Aim of the task →
Transcribe the lines of the data from its start through the line containing "data-point bbox=[1796, 552, 1809, 565]", keeping each one as it appears.

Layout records
*****
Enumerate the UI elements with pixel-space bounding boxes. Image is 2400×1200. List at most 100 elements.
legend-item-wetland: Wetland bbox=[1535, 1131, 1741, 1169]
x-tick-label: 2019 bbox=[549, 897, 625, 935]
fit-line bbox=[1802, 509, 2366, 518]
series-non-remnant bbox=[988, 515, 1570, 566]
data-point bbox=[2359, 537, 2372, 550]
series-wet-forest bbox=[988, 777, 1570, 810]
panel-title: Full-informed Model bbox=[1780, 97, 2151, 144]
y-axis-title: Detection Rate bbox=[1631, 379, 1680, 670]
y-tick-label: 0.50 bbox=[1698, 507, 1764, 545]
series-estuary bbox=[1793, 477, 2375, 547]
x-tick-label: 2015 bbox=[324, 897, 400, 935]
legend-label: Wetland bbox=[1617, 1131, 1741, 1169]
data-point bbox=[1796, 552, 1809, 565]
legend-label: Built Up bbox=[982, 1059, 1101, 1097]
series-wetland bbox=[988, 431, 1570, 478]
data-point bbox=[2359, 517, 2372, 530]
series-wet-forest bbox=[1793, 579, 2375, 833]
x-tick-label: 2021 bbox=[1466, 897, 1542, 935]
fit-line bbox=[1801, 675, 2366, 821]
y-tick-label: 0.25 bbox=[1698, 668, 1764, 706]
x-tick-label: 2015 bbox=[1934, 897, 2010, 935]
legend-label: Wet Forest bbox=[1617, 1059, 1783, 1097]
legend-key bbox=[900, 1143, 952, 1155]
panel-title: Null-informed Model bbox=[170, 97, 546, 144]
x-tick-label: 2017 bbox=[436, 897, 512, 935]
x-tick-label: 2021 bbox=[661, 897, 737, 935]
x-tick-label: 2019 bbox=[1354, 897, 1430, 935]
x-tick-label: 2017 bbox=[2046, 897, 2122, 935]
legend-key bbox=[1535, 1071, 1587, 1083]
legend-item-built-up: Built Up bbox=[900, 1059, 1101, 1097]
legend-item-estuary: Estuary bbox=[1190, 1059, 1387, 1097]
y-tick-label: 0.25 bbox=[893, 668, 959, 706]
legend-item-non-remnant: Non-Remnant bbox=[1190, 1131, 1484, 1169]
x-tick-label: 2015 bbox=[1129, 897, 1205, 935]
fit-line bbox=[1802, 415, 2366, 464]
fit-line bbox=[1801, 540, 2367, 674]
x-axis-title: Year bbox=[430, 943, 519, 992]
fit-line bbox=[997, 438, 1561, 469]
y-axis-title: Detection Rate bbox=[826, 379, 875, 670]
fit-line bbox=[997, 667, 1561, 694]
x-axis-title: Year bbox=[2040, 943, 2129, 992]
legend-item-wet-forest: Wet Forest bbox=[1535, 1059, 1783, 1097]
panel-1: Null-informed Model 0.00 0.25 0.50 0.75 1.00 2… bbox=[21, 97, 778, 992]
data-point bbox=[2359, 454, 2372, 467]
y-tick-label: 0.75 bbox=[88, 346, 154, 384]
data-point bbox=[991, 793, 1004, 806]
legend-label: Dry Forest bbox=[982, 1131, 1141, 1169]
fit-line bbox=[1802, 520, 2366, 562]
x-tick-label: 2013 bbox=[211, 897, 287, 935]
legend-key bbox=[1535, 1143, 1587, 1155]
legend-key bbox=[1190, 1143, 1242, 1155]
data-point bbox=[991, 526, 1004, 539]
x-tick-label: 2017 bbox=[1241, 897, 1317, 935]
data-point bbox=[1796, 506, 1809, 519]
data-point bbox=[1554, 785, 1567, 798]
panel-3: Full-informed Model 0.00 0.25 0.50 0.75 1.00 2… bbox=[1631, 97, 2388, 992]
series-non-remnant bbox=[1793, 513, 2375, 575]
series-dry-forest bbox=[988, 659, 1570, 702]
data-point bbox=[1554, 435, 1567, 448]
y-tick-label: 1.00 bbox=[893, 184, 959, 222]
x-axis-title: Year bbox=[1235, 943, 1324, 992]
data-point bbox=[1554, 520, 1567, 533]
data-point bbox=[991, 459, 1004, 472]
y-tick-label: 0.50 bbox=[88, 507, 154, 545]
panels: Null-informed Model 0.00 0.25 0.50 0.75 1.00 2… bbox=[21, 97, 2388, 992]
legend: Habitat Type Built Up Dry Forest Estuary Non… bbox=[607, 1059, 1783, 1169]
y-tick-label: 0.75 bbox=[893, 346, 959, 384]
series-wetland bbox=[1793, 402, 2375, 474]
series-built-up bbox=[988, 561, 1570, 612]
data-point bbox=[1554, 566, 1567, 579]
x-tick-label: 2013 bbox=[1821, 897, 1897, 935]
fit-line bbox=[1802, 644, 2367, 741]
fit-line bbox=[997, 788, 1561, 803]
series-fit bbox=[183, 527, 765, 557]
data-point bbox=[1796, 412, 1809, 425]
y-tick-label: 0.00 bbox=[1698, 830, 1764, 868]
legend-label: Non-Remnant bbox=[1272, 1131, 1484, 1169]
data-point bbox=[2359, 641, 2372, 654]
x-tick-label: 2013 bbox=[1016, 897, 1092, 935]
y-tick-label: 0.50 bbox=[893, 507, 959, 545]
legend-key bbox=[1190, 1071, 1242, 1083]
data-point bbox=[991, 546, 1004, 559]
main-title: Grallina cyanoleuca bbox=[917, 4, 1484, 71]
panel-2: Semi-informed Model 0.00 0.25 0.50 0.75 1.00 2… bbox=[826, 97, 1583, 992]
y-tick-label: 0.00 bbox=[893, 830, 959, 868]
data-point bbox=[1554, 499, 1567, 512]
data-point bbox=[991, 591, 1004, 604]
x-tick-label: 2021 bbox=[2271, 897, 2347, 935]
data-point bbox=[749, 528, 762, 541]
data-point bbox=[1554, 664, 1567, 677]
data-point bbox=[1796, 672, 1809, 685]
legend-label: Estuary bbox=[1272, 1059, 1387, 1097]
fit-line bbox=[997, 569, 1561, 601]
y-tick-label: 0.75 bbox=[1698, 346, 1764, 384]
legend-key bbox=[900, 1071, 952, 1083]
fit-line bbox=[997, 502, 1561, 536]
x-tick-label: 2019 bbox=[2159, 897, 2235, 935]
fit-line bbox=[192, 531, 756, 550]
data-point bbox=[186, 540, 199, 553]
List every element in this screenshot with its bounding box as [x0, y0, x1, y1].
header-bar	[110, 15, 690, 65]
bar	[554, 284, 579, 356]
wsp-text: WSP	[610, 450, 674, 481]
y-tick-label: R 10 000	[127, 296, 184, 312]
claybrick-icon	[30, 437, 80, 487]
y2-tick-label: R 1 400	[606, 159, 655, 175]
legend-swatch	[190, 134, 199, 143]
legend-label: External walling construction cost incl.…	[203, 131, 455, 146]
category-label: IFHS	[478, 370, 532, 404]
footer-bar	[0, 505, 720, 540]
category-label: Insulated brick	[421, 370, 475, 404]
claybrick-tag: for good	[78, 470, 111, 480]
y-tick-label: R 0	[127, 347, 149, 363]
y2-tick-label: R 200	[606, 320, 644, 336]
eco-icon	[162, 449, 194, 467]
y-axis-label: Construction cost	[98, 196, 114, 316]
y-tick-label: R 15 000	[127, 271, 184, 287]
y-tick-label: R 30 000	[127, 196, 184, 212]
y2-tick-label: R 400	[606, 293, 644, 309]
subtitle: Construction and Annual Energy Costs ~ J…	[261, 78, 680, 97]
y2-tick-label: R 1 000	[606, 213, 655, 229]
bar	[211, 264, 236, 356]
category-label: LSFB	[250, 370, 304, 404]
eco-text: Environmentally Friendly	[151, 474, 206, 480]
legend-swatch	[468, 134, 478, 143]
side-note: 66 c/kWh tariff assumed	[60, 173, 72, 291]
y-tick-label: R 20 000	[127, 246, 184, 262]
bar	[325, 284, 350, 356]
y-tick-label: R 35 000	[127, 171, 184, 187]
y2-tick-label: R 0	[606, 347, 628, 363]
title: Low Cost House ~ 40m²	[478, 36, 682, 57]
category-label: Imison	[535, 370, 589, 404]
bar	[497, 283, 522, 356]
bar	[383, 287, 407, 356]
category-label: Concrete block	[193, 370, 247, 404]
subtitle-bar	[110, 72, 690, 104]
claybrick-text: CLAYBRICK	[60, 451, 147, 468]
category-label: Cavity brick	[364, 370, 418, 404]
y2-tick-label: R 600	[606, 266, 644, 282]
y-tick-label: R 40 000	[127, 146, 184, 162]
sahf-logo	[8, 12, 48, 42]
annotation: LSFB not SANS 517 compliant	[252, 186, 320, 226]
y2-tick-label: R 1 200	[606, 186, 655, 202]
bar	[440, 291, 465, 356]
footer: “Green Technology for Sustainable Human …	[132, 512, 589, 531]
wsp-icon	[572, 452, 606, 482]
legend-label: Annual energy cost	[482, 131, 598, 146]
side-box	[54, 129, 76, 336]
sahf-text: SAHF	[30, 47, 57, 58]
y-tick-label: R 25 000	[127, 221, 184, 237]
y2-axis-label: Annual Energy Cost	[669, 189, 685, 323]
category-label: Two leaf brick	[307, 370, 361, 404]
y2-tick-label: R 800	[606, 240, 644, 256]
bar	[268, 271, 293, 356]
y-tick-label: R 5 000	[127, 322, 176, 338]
*****
Written response →
Enumerate the UI elements with pixel-space bounding boxes. Image is 2400×1200. List at most 100 elements.
legend-item-wetland: Wetland bbox=[1535, 1131, 1741, 1169]
x-tick-label: 2019 bbox=[549, 897, 625, 935]
fit-line bbox=[1802, 509, 2366, 518]
series-non-remnant bbox=[988, 515, 1570, 566]
data-point bbox=[2359, 537, 2372, 550]
series-wet-forest bbox=[988, 777, 1570, 810]
panel-title: Full-informed Model bbox=[1780, 97, 2151, 144]
y-axis-title: Detection Rate bbox=[1631, 379, 1680, 670]
y-tick-label: 0.50 bbox=[1698, 507, 1764, 545]
series-estuary bbox=[1793, 477, 2375, 547]
x-tick-label: 2015 bbox=[324, 897, 400, 935]
legend-label: Wetland bbox=[1617, 1131, 1741, 1169]
data-point bbox=[1796, 552, 1809, 565]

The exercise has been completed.